_STORED RECORDS_:
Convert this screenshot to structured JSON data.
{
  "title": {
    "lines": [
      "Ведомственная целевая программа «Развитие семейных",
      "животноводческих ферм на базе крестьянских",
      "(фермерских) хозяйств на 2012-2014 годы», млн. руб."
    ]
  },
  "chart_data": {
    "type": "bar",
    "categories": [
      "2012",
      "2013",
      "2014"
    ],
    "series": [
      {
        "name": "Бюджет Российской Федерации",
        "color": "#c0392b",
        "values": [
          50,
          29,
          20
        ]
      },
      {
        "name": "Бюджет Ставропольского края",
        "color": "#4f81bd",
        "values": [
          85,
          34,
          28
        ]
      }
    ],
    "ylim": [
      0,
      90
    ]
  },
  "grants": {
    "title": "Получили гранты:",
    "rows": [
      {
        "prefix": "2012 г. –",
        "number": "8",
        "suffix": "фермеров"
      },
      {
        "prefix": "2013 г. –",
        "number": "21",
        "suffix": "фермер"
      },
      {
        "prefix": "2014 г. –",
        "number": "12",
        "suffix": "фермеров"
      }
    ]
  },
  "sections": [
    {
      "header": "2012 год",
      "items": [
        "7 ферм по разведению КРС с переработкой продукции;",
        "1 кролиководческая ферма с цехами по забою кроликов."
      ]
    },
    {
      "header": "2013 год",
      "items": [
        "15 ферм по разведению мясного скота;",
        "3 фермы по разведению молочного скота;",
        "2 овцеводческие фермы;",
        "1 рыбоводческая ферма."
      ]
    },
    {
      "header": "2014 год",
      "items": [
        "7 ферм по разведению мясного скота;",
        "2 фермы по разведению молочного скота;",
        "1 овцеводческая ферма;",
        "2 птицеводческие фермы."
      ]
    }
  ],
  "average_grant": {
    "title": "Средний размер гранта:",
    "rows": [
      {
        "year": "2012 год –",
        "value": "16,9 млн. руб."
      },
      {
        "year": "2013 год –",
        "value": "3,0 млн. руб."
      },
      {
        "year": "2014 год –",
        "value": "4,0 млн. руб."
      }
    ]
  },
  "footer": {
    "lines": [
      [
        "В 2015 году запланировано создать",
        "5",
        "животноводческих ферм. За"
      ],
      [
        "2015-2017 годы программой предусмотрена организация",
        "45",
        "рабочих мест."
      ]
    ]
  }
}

---

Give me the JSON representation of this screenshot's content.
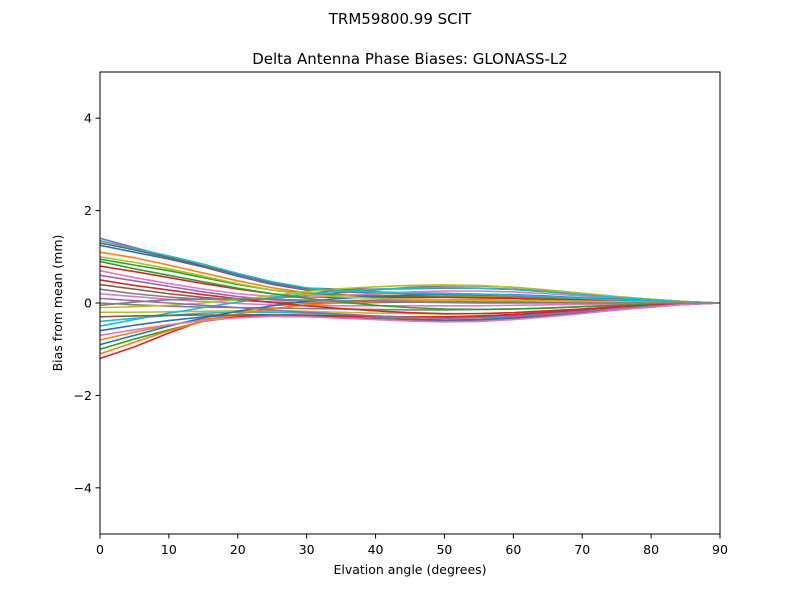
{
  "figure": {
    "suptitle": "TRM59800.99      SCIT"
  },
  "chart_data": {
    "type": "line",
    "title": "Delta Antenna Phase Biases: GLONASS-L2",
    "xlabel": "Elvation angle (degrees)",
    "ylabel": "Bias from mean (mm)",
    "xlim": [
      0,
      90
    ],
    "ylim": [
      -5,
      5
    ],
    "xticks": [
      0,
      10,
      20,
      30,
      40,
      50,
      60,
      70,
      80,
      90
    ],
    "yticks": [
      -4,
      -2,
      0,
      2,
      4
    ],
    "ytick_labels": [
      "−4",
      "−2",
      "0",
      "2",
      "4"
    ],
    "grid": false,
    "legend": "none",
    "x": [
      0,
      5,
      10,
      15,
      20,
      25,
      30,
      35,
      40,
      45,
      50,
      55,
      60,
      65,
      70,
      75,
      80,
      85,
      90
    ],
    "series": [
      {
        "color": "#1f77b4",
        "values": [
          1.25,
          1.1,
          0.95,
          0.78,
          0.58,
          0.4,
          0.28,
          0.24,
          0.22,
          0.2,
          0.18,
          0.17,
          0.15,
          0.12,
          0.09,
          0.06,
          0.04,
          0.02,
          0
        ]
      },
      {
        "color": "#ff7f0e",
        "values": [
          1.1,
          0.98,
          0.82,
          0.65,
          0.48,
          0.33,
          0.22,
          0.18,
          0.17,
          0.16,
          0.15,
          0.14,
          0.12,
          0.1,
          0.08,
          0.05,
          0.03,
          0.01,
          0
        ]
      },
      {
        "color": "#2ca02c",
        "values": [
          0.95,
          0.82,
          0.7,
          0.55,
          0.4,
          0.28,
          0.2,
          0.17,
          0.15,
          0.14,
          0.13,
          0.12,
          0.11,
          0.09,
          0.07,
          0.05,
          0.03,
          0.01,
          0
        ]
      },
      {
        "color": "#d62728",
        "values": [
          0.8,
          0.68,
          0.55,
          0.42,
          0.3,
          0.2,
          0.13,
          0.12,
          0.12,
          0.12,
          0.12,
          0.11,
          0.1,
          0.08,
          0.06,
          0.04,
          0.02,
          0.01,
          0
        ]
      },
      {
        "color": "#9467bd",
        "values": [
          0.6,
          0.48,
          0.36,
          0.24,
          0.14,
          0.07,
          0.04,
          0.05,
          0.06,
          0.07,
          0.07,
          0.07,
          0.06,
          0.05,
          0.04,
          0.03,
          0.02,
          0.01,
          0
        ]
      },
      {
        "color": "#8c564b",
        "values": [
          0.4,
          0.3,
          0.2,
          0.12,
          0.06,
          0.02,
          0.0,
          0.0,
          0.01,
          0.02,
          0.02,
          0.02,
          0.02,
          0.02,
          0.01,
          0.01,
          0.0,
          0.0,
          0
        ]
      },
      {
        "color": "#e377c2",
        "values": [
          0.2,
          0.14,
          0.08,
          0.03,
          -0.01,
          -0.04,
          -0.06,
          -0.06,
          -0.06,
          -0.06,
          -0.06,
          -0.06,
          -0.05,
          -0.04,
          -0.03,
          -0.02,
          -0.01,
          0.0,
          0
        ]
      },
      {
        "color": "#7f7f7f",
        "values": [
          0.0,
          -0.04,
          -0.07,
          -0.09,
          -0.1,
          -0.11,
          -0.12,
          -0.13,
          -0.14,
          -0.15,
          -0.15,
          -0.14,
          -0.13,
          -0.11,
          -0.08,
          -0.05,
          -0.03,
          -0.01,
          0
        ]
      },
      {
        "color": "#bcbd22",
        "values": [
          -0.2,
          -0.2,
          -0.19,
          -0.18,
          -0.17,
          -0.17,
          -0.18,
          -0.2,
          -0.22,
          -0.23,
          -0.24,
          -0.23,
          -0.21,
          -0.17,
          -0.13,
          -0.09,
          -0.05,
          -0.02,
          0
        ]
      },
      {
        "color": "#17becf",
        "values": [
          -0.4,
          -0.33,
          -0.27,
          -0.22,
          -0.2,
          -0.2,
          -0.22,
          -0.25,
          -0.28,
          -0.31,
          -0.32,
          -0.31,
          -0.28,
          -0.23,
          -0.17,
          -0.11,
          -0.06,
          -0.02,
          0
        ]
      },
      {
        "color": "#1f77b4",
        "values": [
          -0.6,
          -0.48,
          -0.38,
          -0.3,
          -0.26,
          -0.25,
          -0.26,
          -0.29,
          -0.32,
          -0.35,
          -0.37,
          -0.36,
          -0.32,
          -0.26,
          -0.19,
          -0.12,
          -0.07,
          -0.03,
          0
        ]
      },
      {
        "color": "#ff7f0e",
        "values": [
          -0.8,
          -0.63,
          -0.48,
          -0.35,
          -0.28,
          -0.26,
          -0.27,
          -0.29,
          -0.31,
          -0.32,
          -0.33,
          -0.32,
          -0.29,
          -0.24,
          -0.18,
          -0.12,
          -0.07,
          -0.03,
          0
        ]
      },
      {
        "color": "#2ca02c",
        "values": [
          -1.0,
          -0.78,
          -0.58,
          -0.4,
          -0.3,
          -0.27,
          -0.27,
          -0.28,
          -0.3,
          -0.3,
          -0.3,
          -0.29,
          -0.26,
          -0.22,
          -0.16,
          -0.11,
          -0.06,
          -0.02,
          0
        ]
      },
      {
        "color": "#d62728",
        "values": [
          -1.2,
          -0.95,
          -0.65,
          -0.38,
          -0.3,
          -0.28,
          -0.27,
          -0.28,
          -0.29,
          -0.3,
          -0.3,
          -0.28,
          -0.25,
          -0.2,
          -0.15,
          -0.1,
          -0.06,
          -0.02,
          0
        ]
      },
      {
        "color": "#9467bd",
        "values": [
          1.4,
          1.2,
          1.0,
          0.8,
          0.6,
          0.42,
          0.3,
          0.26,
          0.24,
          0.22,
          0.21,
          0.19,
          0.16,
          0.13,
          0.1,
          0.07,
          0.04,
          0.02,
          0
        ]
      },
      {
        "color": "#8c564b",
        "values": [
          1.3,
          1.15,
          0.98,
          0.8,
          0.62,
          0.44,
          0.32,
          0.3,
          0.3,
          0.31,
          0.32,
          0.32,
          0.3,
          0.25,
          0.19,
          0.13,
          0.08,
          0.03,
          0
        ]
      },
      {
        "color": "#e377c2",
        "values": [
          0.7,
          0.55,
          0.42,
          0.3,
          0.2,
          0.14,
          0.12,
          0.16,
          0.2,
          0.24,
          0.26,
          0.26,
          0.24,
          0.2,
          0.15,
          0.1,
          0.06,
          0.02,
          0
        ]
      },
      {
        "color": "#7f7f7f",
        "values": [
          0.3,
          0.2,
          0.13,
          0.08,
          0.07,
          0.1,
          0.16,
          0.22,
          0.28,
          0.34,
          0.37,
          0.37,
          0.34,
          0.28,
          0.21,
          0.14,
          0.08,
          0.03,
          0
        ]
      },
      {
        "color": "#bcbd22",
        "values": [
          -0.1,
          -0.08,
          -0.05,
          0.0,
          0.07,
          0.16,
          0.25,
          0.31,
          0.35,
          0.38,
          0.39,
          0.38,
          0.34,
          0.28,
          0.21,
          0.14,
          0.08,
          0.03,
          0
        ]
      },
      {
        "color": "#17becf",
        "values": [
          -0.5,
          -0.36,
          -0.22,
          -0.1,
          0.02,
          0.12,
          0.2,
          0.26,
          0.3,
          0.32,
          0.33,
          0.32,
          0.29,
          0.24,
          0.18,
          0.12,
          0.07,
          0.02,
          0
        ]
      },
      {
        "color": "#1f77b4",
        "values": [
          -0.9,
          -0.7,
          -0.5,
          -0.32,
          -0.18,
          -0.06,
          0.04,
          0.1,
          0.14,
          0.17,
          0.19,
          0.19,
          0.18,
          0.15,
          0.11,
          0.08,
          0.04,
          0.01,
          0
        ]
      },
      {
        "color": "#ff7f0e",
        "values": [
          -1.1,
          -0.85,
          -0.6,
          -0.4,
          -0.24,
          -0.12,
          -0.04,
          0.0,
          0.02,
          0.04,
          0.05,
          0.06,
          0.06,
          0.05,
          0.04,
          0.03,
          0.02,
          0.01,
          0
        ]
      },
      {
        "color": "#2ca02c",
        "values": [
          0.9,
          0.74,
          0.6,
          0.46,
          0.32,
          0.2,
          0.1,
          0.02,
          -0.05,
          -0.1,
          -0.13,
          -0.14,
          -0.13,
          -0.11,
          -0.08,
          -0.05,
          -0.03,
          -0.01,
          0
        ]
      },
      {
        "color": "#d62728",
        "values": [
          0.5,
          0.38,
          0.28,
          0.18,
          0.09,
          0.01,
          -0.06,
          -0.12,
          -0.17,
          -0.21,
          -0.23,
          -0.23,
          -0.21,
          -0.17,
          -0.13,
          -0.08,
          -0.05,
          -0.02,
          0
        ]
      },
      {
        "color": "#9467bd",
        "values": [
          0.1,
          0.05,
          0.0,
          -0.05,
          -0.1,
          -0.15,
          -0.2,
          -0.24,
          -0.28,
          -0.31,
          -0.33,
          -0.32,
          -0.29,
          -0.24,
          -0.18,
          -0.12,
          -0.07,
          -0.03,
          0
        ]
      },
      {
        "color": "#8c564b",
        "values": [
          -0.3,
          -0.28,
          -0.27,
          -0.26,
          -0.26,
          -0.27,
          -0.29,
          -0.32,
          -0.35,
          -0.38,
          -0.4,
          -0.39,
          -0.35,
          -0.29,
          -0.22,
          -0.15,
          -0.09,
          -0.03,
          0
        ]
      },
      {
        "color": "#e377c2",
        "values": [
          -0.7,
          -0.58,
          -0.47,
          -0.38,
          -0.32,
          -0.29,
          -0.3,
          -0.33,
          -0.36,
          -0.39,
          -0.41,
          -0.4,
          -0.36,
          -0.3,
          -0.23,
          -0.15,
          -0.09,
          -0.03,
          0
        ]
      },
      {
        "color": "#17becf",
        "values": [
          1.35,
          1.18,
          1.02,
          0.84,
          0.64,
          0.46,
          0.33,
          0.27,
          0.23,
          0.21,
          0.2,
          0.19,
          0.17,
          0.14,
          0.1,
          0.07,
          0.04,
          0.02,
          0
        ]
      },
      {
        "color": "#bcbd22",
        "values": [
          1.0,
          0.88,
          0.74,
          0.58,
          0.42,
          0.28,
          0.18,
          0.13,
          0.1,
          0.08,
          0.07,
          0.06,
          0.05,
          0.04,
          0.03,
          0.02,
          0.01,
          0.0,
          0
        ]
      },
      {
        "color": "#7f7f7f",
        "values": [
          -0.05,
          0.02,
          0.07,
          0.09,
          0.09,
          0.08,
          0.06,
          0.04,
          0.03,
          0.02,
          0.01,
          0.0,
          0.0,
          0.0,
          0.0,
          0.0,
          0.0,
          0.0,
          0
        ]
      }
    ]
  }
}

_YOUR GOAL_:
Copy out each line of the data containing the string "Бюджет".

_WRITTEN ANSWER_:
        "name": "Бюджет Российской Федерации",
        "name": "Бюджет Ставропольского края",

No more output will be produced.